══ Supplied material ══

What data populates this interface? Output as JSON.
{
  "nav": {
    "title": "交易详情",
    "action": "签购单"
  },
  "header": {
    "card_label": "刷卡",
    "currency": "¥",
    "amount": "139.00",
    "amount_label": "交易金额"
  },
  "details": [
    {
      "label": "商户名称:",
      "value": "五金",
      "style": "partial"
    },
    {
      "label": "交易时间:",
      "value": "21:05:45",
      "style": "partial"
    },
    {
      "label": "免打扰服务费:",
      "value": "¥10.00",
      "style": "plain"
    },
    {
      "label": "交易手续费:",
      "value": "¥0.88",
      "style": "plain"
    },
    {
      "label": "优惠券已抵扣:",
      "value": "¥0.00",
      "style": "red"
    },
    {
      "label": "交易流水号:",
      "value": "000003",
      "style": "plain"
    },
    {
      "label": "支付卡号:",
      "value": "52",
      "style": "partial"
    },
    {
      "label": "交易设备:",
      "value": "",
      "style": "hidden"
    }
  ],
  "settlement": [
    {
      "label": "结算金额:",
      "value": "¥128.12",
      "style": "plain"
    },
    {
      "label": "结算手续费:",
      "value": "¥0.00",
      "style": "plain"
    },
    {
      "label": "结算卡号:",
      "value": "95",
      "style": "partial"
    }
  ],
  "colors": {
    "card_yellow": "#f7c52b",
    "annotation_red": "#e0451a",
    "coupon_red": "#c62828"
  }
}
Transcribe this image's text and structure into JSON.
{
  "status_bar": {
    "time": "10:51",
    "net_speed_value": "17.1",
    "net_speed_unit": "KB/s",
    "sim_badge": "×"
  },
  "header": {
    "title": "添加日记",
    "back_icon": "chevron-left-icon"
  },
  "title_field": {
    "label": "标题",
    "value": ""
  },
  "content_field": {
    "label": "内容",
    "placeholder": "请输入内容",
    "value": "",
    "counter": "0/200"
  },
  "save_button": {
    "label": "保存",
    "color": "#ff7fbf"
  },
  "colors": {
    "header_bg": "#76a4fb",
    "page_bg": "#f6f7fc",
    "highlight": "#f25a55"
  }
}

═══

## Exercise
Please copy out each record, character for character.

## Answer to this problem
What data populates this interface? Output as JSON.
{
  "nav": {
    "title": "交易详情",
    "action": "签购单"
  },
  "header": {
    "card_label": "刷卡",
    "currency": "¥",
    "amount": "139.00",
    "amount_label": "交易金额"
  },
  "details": [
    {
      "label": "商户名称:",
      "value": "五金",
      "style": "partial"
    },
    {
      "label": "交易时间:",
      "value": "21:05:45",
      "style": "partial"
    },
    {
      "label": "免打扰服务费:",
      "value": "¥10.00",
      "style": "plain"
    },
    {
      "label": "交易手续费:",
      "value": "¥0.88",
      "style": "plain"
    },
    {
      "label": "优惠券已抵扣:",
      "value": "¥0.00",
      "style": "red"
    },
    {
      "label": "交易流水号:",
      "value": "000003",
      "style": "plain"
    },
    {
      "label": "支付卡号:",
      "value": "52",
      "style": "partial"
    },
    {
      "label": "交易设备:",
      "value": "",
      "style": "hidden"
    }
  ],
  "settlement": [
    {
      "label": "结算金额:",
      "value": "¥128.12",
      "style": "plain"
    },
    {
      "label": "结算手续费:",
      "value": "¥0.00",
      "style": "plain"
    },
    {
      "label": "结算卡号:",
      "value": "95",
      "style": "partial"
    }
  ],
  "colors": {
    "card_yellow": "#f7c52b",
    "annotation_red": "#e0451a",
    "coupon_red": "#c62828"
  }
}
Transcribe this image's text and structure into JSON.
{
  "status_bar": {
    "time": "10:51",
    "net_speed_value": "17.1",
    "net_speed_unit": "KB/s",
    "sim_badge": "×"
  },
  "header": {
    "title": "添加日记",
    "back_icon": "chevron-left-icon"
  },
  "title_field": {
    "label": "标题",
    "value": ""
  },
  "content_field": {
    "label": "内容",
    "placeholder": "请输入内容",
    "value": "",
    "counter": "0/200"
  },
  "save_button": {
    "label": "保存",
    "color": "#ff7fbf"
  },
  "colors": {
    "header_bg": "#76a4fb",
    "page_bg": "#f6f7fc",
    "highlight": "#f25a55"
  }
}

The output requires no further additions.